Exercise:
Keep only the lines of the listing that include the word "test", and copy them.

Record extracts:
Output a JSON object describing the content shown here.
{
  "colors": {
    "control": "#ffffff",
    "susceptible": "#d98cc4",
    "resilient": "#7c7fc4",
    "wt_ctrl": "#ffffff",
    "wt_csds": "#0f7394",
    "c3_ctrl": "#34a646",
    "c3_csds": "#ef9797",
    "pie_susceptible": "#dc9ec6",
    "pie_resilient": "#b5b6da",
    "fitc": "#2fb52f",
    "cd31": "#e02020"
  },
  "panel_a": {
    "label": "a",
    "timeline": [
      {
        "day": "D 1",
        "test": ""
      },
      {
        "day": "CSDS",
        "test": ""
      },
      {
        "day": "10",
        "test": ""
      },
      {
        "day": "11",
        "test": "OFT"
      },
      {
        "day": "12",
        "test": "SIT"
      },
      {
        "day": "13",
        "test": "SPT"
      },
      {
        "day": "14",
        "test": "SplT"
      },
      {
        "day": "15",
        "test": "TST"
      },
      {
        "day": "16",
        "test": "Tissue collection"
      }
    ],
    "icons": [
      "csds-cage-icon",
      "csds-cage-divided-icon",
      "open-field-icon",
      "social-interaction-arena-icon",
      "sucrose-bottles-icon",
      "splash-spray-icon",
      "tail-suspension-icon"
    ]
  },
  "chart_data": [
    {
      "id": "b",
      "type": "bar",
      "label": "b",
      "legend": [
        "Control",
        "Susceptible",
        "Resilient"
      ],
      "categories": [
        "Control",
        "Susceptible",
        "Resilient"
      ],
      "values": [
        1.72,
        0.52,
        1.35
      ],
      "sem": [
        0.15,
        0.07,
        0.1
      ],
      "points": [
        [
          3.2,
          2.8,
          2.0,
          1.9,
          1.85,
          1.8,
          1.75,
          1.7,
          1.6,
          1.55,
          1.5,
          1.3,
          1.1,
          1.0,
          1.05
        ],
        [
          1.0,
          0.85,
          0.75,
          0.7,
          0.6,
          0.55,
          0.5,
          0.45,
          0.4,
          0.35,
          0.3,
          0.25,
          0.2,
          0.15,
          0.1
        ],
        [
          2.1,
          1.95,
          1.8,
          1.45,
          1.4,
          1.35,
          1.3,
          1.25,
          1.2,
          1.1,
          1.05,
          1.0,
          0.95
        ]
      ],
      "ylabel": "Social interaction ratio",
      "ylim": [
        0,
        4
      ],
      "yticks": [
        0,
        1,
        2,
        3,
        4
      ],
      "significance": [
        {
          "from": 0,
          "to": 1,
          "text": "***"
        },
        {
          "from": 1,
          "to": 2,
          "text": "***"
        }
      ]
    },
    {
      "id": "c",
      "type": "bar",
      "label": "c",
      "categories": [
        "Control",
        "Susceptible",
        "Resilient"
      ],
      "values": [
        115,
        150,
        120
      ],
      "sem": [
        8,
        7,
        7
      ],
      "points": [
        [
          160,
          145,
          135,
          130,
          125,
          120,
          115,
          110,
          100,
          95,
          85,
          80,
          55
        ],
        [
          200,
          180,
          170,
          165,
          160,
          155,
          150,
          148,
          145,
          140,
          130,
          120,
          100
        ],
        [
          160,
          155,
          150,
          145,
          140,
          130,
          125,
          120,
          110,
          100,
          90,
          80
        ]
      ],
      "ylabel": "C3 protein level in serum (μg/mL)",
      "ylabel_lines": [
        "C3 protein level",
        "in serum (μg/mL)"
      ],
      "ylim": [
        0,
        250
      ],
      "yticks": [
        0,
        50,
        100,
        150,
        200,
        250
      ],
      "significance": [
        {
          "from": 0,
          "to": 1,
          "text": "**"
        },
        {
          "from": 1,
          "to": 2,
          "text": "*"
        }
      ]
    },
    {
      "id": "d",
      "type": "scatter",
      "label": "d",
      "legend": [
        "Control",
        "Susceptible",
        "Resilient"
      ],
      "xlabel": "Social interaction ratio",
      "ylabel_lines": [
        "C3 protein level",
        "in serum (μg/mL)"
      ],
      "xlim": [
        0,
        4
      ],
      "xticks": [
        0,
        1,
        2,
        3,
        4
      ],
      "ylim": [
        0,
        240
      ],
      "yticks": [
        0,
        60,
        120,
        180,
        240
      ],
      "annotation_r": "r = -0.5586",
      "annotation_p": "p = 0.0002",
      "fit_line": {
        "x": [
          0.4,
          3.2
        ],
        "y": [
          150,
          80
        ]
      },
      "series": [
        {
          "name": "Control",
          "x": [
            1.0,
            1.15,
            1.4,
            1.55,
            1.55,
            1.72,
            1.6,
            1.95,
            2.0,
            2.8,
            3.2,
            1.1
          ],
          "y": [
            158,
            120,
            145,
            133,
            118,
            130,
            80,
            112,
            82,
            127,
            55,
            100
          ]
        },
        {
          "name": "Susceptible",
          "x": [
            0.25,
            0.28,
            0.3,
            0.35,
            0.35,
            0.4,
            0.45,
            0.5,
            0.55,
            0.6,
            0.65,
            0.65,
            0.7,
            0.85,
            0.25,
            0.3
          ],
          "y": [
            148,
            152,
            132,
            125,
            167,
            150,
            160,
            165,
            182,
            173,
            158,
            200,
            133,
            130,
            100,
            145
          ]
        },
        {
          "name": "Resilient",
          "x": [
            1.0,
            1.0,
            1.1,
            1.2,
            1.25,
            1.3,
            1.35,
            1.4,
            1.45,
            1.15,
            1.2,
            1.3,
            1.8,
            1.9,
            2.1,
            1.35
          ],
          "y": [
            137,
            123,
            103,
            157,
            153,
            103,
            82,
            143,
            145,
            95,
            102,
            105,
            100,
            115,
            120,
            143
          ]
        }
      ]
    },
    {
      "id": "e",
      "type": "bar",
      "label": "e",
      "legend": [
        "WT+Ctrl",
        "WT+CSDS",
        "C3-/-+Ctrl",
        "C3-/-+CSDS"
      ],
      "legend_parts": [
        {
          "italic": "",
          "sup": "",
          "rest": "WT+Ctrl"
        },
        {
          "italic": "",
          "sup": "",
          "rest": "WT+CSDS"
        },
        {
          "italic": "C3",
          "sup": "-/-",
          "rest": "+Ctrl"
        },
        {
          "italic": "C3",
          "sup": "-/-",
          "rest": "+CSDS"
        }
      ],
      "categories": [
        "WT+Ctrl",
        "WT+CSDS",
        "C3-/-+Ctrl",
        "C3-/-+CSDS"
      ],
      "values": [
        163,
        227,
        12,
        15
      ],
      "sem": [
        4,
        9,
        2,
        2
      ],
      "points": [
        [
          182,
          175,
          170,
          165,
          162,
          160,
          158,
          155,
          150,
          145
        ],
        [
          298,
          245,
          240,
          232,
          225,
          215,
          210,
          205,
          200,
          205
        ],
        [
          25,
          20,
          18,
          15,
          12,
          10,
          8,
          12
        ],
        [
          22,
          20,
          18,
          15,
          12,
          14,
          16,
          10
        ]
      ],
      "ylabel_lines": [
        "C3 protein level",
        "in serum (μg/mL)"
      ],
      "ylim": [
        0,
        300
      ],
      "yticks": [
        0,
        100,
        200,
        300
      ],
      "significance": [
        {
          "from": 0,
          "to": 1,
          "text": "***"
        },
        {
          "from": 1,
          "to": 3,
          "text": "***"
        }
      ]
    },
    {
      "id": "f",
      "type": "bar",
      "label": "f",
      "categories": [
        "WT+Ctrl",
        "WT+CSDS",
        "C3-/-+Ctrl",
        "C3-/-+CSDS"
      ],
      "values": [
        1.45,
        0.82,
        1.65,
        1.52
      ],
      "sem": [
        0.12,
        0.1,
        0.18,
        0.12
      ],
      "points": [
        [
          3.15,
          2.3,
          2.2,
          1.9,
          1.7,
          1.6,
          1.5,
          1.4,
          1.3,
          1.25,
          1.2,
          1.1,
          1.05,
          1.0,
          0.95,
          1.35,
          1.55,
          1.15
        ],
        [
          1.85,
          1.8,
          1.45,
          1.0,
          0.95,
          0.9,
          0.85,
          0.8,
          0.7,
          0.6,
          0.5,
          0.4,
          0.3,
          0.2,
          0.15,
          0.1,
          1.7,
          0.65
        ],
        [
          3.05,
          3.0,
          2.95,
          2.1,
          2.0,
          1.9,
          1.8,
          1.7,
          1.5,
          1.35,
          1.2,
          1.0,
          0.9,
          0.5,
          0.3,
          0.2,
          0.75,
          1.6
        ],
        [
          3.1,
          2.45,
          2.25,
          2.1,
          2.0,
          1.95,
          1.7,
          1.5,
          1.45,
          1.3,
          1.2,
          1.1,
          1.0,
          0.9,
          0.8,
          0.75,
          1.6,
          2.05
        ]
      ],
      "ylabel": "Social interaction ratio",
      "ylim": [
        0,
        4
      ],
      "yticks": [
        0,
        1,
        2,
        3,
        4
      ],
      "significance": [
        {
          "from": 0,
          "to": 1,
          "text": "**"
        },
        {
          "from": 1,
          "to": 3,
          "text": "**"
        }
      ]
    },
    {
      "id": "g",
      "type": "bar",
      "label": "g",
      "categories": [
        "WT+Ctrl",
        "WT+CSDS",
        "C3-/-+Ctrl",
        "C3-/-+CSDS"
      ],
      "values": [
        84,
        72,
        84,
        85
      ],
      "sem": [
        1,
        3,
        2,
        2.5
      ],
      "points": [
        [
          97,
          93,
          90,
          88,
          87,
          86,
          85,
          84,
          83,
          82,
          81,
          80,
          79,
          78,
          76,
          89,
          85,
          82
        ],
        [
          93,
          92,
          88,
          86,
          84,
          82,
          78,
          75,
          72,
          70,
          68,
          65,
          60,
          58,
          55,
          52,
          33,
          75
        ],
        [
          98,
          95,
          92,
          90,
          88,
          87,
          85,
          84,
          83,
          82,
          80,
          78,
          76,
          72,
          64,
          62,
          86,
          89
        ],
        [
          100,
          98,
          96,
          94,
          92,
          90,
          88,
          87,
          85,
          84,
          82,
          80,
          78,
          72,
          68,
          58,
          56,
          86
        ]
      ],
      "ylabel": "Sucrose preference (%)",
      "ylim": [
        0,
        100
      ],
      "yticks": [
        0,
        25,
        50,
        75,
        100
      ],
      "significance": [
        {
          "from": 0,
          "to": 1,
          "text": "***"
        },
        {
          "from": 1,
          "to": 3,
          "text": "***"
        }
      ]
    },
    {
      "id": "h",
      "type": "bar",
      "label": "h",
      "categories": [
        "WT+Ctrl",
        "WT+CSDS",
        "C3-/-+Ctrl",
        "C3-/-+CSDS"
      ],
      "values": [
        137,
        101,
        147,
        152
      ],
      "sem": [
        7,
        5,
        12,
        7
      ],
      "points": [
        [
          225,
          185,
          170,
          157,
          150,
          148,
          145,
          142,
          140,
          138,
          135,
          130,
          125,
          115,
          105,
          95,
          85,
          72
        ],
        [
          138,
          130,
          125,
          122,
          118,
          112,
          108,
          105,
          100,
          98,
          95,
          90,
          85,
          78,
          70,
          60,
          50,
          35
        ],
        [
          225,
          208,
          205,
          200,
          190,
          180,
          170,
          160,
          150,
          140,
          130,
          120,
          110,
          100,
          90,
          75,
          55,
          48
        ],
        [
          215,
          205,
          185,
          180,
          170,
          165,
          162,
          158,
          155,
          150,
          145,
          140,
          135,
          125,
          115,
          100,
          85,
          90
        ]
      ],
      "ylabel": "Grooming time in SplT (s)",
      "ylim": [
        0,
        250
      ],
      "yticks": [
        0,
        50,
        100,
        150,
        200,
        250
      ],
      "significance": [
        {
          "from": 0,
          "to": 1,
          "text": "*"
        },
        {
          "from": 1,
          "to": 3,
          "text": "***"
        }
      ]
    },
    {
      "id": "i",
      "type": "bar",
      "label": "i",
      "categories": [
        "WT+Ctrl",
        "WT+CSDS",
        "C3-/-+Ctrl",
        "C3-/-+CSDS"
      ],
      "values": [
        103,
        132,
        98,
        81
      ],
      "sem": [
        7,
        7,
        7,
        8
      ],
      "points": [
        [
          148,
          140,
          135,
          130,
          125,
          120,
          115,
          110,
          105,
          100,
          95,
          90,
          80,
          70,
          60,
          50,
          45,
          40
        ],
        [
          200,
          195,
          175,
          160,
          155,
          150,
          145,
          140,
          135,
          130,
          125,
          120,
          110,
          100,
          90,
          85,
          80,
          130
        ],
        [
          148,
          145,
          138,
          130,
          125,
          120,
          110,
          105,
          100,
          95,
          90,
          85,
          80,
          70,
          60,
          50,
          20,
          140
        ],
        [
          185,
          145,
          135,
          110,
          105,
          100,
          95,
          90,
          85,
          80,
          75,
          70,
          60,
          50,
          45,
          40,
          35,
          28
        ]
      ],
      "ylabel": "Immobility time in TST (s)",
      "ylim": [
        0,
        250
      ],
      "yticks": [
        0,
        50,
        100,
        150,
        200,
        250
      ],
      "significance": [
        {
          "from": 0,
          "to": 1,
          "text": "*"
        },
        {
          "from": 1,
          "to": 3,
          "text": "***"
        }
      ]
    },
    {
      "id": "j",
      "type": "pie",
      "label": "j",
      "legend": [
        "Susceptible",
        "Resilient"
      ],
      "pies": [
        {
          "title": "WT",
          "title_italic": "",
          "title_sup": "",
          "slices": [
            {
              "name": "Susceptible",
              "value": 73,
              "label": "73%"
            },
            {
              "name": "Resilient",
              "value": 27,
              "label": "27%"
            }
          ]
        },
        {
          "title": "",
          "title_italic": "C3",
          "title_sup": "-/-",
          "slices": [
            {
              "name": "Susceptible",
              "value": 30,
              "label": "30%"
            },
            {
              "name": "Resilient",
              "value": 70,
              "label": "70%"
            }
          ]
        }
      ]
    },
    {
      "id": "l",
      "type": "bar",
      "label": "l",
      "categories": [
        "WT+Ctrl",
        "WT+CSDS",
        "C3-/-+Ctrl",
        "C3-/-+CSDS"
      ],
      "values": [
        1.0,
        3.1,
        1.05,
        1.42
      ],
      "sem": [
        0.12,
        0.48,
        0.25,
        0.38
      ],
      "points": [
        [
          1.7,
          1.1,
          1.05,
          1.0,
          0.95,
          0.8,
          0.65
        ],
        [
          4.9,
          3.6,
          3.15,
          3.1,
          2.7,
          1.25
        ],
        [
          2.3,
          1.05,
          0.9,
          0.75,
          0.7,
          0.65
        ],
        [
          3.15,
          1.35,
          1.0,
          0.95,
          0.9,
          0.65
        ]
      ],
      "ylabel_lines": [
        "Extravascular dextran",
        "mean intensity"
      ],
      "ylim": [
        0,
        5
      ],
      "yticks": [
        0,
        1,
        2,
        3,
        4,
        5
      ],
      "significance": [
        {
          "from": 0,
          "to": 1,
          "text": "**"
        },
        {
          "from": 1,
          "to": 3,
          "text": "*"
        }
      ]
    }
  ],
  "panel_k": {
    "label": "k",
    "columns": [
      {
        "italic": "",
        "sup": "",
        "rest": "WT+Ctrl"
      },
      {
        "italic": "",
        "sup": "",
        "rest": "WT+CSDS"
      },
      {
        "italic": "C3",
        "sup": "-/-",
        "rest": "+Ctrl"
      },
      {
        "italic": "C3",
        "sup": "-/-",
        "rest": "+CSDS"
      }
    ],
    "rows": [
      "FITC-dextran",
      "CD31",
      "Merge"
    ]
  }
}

Answer box:
        "test": ""
        "test": ""
        "test": ""
        "test": "OFT"
        "test": "SIT"
        "test": "SPT"
        "test": "SplT"
        "test": "TST"
        "test": "Tissue collection"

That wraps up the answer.